- [TASK DIRECTIONS]:
Only a number is wanted: how many lines in the records below contain "Caprice"?

- [MATERIAL TO PROCESS]:
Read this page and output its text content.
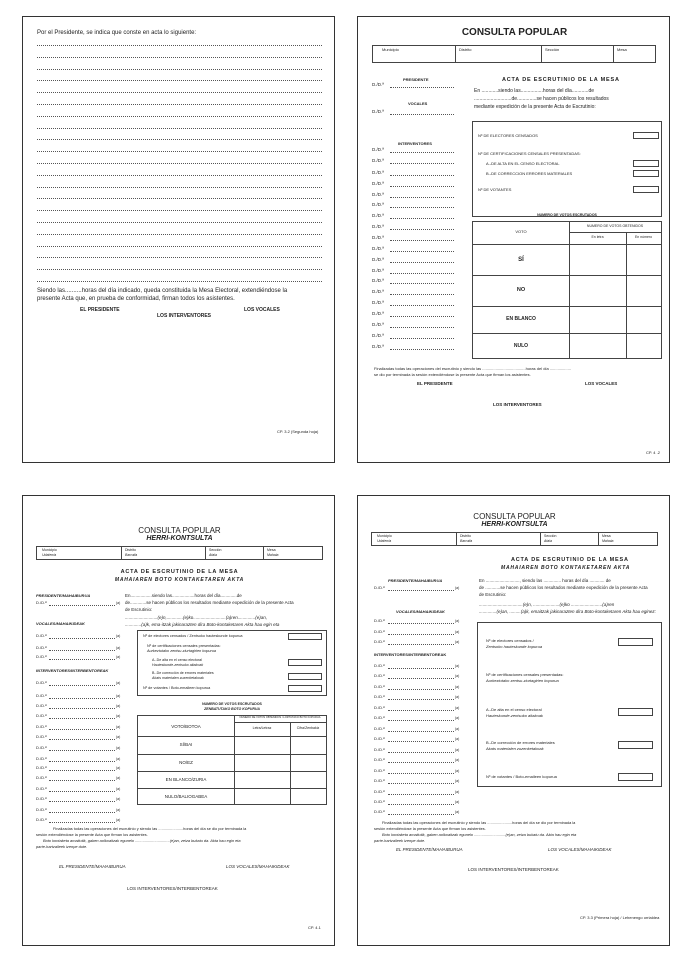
Por el Presidente, se indica que conste en acta lo siguiente:
Siendo las..........horas del día indicado, queda constituida la Mesa Electoral, extendiéndose la
presente Acta que, en prueba de conformidad, firman todos los asistentes.
EL PRESIDENTE	LOS VOCALES
LOS INTERVENTORES
CP. 3.2 (Segunda hoja)
CONSULTA POPULAR
Municipio	Distrito	Sección	Mesa
PRESIDENTE
VOCALES
INTERVENTORES
D./D.ª
D./D.ª
D./D.ª
D./D.ª
D./D.ª
D./D.ª
D./D.ª
D./D.ª
D./D.ª
D./D.ª
D./D.ª
D./D.ª
D./D.ª
D./D.ª
D./D.ª
D./D.ª
D./D.ª
D./D.ª
D./D.ª
D./D.ª
D./D.ª
ACTA DE ESCRUTINIO DE LA MESA
En ............siendo las................horas del día............de
...........................de..............se hacen públicos los resultados
mediante expedición de la presente Acta de Escrutinio:
Nº DE ELECTORES CENSADOS
Nº DE CERTIFICACIONES CENSALES PRESENTADAS:
A.-DE ALTA EN EL CENSO ELECTORAL
B.-DE CORRECCION ERRORES MATERIALES
Nº DE VOTANTES
NUMERO DE VOTOS ESCRUTADOS
VOTO
NUMERO DE VOTOS OBTENIDOS
En letra	En número
SÍ
NO
EN BLANCO
NULO
Finalizadas todas las operaciones del escrutinio y siendo las .......................................horas del día ...................
se dio por terminada la sesión extendiéndose la presente Acta que firman los asistentes.
EL PRESIDENTE	LOS VOCALES
LOS INTERVENTORES
CP. 4 .2
CONSULTA POPULAR
HERRI-KONTSULTA
Municipio
Udalerria
Distrito
Barrutia
Sección
Atala
Mesa
Mahaia
ACTA DE ESCRUTINIO DE LA MESA
MAHAIAREN BOTO KONTAKETAREN AKTA
PRESIDENTE/MAHAIBURUA
VOCALES/MAHAIKIDEAK
INTERVENTORES/INTERBENTOREAK
D./D.ª	(a)
D./D.ª	(a)
D./D.ª	(a)
D./D.ª	(a)
D./D.ª	(a)
D./D.ª	(a)
D./D.ª	(a)
D./D.ª	(a)
D./D.ª	(a)
D./D.ª	(a)
D./D.ª	(a)
D./D.ª	(a)
D./D.ª	(a)
D./D.ª	(a)
D./D.ª	(a)
D./D.ª	(a)
D./D.ª	(a)
D./D.ª	(a)
En.................siendo las..................horas del día.............de
de.............se hacen públicos los resultados mediante expedición de la presente Acta
de Escrutinio:
..........................(e)n,.............(e)ko..........................(a)ren..............(e)an,
.............(a)k, ema-itzak jakinarazten dira Boto-kontaketaren Akta hau egin eta
Nº de electores censados / Zentsoko hauteskunde kopurua
Nº de certificaciones censales presentadas:
Aurkeztutako zentsu-ziurtagirien kopurua
A.-De alta en el censo electoral
Hauteskunde-zentsuko altakoak
B.-De corrección de errores materiales
Akats materialen zuzenketakoak
Nº de votantes / Boto-emaileen kopurua
NUMERO DE VOTOS ESCRUTADOS
ZENBATUTAKO BOTO KOPURUA
VOTO/BOTOA
NUMERO DE VOTOS OBTENIDOS / LORTUTAKO BOTO KOPURUA
Letra/Letraz	Cifra/Zenbakiz
SÍ/BAI
NO/EZ
EN BLANCO/ZURIA
NULO/BALIOGABEA
Finalizadas todas las operaciones del escrutinio y siendo las .......................horas del día se dio por terminada la
sesión extendiéndose la presente Acta que firman los asistentes.
Boto kontaketa amaitutik, gaben aolkoaitzak egunelo ................................(e)an, zeiza bukatu da. Akta hau egin eta
parte-hartzaileek izenpe dute.
EL PRESIDENTE/MAHAIBURUA	LOS VOCALES/MAHAIKIDEAK
LOS INTERVENTORES/INTERBENTOREAK
CP. 4.1
CONSULTA POPULAR
HERRI-KONTSULTA
Municipio
Udalerria
Distrito
Barrutia
Sección
Atala
Mesa
Mahaia
ACTA DE ESCRUTINIO DE LA MESA
MAHAIAREN BOTO KONTAKETAREN AKTA
PRESIDENTE/MAHAIBURUA
VOCALES/MAHAIKIDEAK
INTERVENTORES/INTERBENTOREAK
D./D.ª	(a)
D./D.ª	(a)
D./D.ª	(a)
D./D.ª	(a)
D./D.ª	(a)
D./D.ª	(a)
D./D.ª	(a)
D./D.ª	(a)
D./D.ª	(a)
D./D.ª	(a)
D./D.ª	(a)
D./D.ª	(a)
D./D.ª	(a)
D./D.ª	(a)
D./D.ª	(a)
D./D.ª	(a)
D./D.ª	(a)
D./D.ª	(a)
D./D.ª	(a)
En ..........................., siendo las .............. horas del día ............ de
de ............se hacen públicos los resultados mediante expedición de la presente Acta
de Escrutinio:
...................................(e)n, .....................(e)ko .........................(a)ren
..............(e)an, .........(a)k, emaitzak jakinarazten dira Boto-kontaketaren Akta hau eginez:
Nº de electores censados /
Zentsoko hauteskunde kopurua
Nº de certificaciones censales presentadas:
Aurkeztutako zentsu-ziurtagirien kopurua
A.-De alta en el censo electoral
Hauteskunde-zentsuko altakoak
B.-De corrección de errores materiales
Akats materialen zuzenketakoak
Nº de votantes / Boto-emaileen kopurua
Finalizadas todas las operaciones del escrutinio y siendo las .......................horas del día se dio por terminada la
sesión extendiéndose la presente Acta que firman los asistentes.
Boto kontaketa amaitutik, gaben aolkoaitzak egunelo .............................(e)an, zeiza bukatu da. Akta hau egin eta
parte-hartzaileek izenpe dute.
EL PRESIDENTE/MAHAIBURUA	LOS VOCALES/MAHAIKIDEAK
LOS INTERVENTORES/INTERBENTOREAK
CP. 3.3 (Primera hoja) / Lehenengo orrialdea
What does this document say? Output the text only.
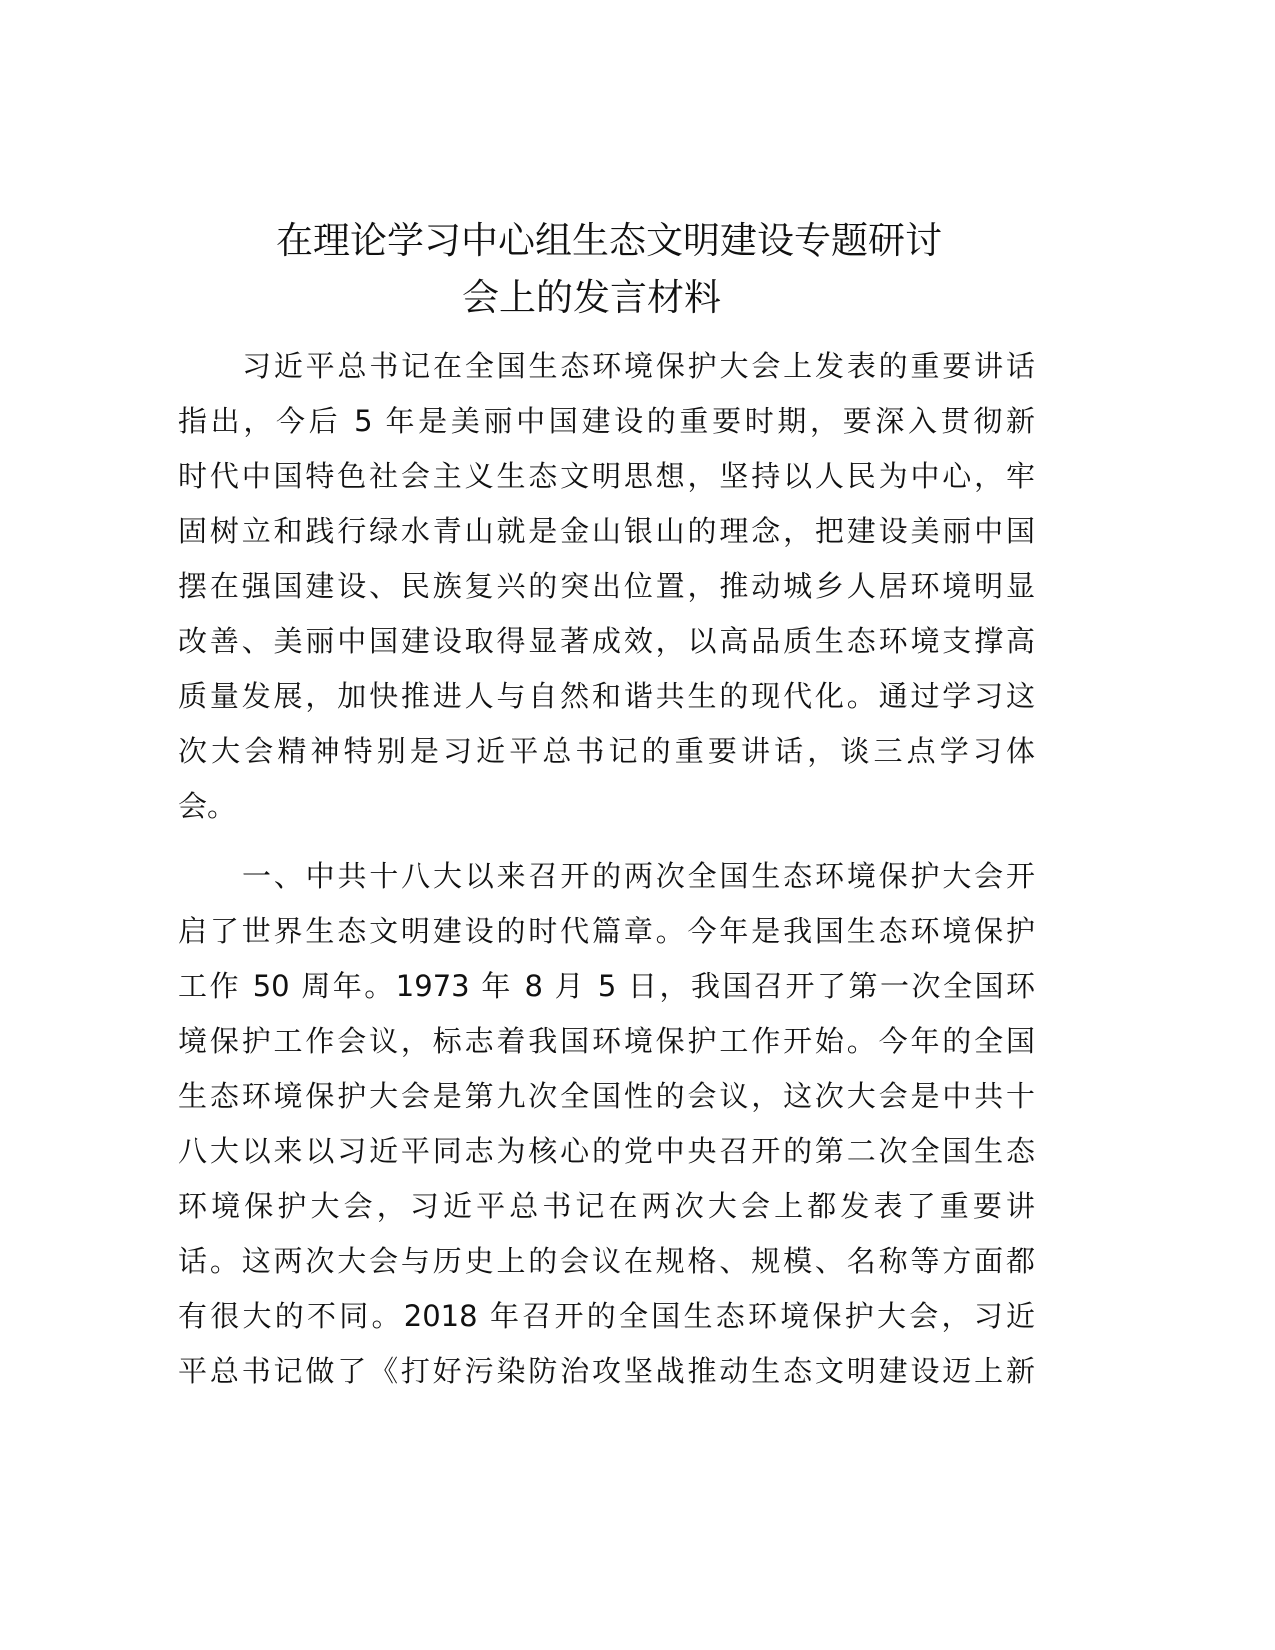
在理论学习中心组生态文明建设专题研讨
会上的发言材料
习近平总书记在全国生态环境保护大会上发表的重要讲话
指出，今后 5 年是美丽中国建设的重要时期，要深入贯彻新
时代中国特色社会主义生态文明思想，坚持以人民为中心，牢
固树立和践行绿水青山就是金山银山的理念，把建设美丽中国
摆在强国建设、民族复兴的突出位置，推动城乡人居环境明显
改善、美丽中国建设取得显著成效，以高品质生态环境支撑高
质量发展，加快推进人与自然和谐共生的现代化。通过学习这
次大会精神特别是习近平总书记的重要讲话，谈三点学习体
会。
一、中共十八大以来召开的两次全国生态环境保护大会开
启了世界生态文明建设的时代篇章。今年是我国生态环境保护
工作 50 周年。1973 年 8 月 5 日，我国召开了第一次全国环
境保护工作会议，标志着我国环境保护工作开始。今年的全国
生态环境保护大会是第九次全国性的会议，这次大会是中共十
八大以来以习近平同志为核心的党中央召开的第二次全国生态
环境保护大会，习近平总书记在两次大会上都发表了重要讲
话。这两次大会与历史上的会议在规格、规模、名称等方面都
有很大的不同。2018 年召开的全国生态环境保护大会，习近
平总书记做了《打好污染防治攻坚战推动生态文明建设迈上新
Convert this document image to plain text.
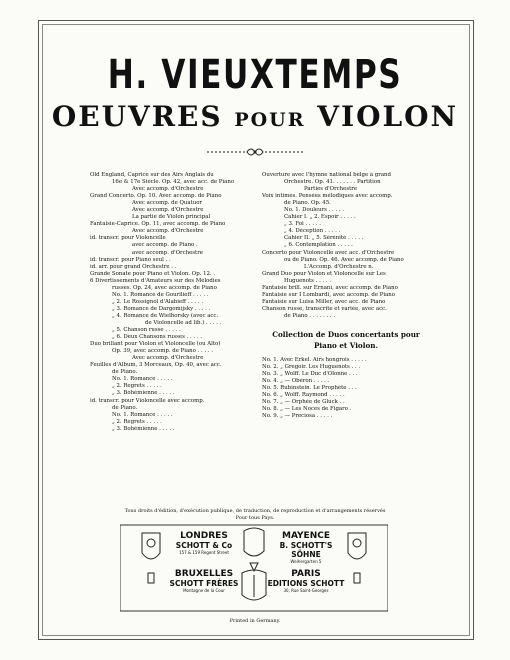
H. VIEUXTEMPS
OEUVRES POUR VIOLON
Old England, Caprice sur des Airs Anglais du
16e & 17e Siècle. Op. 42, avec acc. de Piano
Avec accomp. d'Orchestre
Grand Concerto. Op. 10. Avec accomp. de Piano
Avec accomp. de Quatuor
Avec accomp. d'Orchestre
La partie de Violon principal
Fantaisie-Caprice. Op. 11, avec accomp. de Piano
Avec accomp. d'Orchestre
id. transcr. pour Violoncelle
avec accomp. de Piano .
avec accomp. d'Orchestre
id. transcr. pour Piano seul . .
id. arr. pour grand Orchestre . .
Grande Sonate pour Piano et Violon. Op. 12. .
6 Divertissements d'Amateurs sur des Mélodies
russes. Op. 24, avec accomp. de Piano
No. 1. Romance de Gourilieff . . . . .
„ 2. Le Rossignol d'Alabieff . . . . .
„ 3. Romance de Dargomijsky . . . . .
„ 4. Romance de Wielhorsky (avec acc.
de Violoncelle ad lib.) . . . . .
„ 5. Chanson russe . . . . .
„ 6. Deux Chansons russes . . . . .
Duo brillant pour Violon et Violoncelle (ou Alto)
Op. 39, avec accomp. de Piano . . . . .
Avec accomp. d'Orchestre
Feuilles d'Album, 3 Morceaux, Op. 40, avec acc.
de Piano.
No. 1. Romance . . . . .
„ 2. Regrets . . . . .
„ 3. Bohémienne . . . . .
id. transcr. pour Violoncelle avec accomp.
de Piano.
No. 1. Romance . . . . .
„ 2. Regrets . . . . .
„ 3. Bohémienne . . . . .
Ouverture avec l'hymne national belge à grand
Orchestre. Op. 41. . . . . . . Partition
Parties d'Orchestre
Voix intimes. Pensées mélodiques avec accomp.
de Piano. Op. 45.
No. 1. Douleurs . . . . .
Cahier I. „ 2. Espoir . . . . .
„ 3. Foi . . . . .
„ 4. Déception . . . . .
Cahier II. „ 5. Sérénité . . . . .
„ 6. Contemplation . . . . .
Concerto pour Violoncelle avec acc. d'Orchestre
ou de Piano. Op. 46. Avec accomp. de Piano
L'Accomp. d'Orchestre n.
Grand Duo pour Violon et Violoncelle sur Les
Huguenots . . . . .
Fantaisie brill. sur Ernani, avec accomp. de Piano
Fantaisie sur I Lombardi, avec accomp. de Piano
Fantaisie sur Luisa Miller, avec acc. de Piano
Chanson russe, transcrite et variée, avec acc.
de Piano . . . . . . . .
Collection de Duos concertants pour
Piano et Violon.
No. 1. Avec Erkel. Airs hongrois . . . . .
No. 2. „ Gregoir. Les Huguenots . . .
No. 3. „ Wolff. Le Duc d'Olonne . . .
No. 4. „ — Obéron . . . . .
No. 5. Rubinstein. Le Prophète . . .
No. 6. „ Wolff. Raymond . . . . .
No. 7. „ — Orphée de Gluck . .
No. 8. „ — Les Noces de Figaro .
No. 9. „ — Preciosa . . . . .
Tous droits d'édition, d'exécution publique, de traduction, de reproduction et d'arrangements réservés
Pour tous Pays.
LONDRES
SCHOTT & Co
157 & 159 Regent Street
MAYENCE
B. SCHOTT'S SÖHNE
Weihergarten 5
BRUXELLES
SCHOTT FRÈRES
Montagne de la Cour
PARIS
EDITIONS SCHOTT
30, Rue Saint-Georges
Printed in Germany.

- [TASK RESULT]:
2